▶ _Data for the task_:
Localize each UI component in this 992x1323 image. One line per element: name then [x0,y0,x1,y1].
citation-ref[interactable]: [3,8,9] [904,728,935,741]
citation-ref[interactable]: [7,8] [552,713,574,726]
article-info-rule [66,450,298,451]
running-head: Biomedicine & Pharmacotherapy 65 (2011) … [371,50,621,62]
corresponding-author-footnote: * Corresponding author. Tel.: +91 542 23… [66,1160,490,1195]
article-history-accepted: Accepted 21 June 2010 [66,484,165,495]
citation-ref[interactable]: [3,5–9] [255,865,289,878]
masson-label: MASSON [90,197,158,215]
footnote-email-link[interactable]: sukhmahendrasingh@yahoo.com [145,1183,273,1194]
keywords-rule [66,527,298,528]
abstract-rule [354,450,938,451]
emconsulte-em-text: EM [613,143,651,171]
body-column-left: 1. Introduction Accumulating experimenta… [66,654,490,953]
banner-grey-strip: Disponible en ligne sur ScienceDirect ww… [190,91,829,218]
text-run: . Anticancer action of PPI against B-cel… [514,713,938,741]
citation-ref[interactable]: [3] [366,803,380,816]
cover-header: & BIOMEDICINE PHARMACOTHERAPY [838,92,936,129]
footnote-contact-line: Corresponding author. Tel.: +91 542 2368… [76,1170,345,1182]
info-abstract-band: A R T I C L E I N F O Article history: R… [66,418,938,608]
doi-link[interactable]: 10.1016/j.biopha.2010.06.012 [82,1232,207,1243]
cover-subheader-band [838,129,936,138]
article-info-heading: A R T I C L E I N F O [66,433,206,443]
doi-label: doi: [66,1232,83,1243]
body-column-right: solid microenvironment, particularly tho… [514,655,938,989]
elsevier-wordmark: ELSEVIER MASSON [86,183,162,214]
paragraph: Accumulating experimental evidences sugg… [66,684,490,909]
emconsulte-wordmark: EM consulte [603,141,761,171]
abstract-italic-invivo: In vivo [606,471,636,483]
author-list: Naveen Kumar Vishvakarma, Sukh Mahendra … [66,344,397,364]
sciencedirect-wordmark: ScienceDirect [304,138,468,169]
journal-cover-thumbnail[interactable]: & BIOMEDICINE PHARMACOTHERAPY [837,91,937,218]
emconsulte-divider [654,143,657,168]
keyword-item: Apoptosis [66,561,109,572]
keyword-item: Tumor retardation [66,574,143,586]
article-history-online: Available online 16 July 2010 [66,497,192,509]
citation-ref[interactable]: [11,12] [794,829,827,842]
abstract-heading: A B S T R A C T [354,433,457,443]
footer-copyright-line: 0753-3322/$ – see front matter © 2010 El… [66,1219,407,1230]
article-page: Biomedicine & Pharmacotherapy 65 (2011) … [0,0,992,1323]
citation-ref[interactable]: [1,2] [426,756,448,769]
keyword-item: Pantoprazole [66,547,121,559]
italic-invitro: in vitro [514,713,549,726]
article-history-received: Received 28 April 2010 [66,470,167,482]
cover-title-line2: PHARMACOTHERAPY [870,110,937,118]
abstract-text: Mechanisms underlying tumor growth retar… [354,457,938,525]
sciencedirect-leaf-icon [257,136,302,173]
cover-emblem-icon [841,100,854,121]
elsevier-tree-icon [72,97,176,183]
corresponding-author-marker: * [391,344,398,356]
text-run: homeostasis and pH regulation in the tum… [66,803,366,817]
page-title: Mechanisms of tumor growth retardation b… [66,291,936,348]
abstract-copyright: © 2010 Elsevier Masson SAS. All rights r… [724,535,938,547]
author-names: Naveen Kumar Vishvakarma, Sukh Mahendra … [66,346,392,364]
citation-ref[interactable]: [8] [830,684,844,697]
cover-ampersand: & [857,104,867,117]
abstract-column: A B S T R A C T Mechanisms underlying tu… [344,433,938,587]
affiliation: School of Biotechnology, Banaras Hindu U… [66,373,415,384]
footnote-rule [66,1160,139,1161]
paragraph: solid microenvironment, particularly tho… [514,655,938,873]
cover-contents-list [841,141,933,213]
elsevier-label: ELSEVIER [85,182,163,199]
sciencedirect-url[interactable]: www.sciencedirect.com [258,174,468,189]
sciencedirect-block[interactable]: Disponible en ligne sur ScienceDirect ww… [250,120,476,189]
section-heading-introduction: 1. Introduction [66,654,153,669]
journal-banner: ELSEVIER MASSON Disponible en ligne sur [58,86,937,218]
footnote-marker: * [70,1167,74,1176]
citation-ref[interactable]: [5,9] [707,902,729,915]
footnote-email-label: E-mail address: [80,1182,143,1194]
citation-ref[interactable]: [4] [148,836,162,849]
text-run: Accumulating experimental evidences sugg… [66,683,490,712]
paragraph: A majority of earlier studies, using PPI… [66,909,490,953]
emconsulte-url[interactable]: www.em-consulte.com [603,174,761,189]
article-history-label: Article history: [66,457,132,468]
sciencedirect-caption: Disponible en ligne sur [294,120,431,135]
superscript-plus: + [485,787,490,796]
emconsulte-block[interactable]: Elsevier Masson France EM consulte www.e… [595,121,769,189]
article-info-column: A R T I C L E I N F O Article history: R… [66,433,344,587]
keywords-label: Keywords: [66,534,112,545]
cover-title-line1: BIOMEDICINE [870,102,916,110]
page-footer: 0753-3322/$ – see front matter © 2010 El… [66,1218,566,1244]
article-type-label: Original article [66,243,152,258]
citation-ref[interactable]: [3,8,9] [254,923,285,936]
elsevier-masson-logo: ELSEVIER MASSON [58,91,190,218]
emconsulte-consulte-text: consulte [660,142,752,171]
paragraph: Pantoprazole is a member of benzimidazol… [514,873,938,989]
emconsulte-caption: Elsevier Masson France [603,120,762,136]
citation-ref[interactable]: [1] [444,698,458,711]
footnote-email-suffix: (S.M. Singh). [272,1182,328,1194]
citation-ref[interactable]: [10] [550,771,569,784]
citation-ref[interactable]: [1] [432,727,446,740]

▶ _Instructions for the task_: Please copy every line of the material that contains the word "paragraph".

▶ _Task output_:
paragraph: Accumulating experimental evidences sugg… [66,684,490,909]
paragraph: solid microenvironment, particularly tho… [514,655,938,873]
paragraph: A majority of earlier studies, using PPI… [66,909,490,953]
paragraph: Pantoprazole is a member of benzimidazol… [514,873,938,989]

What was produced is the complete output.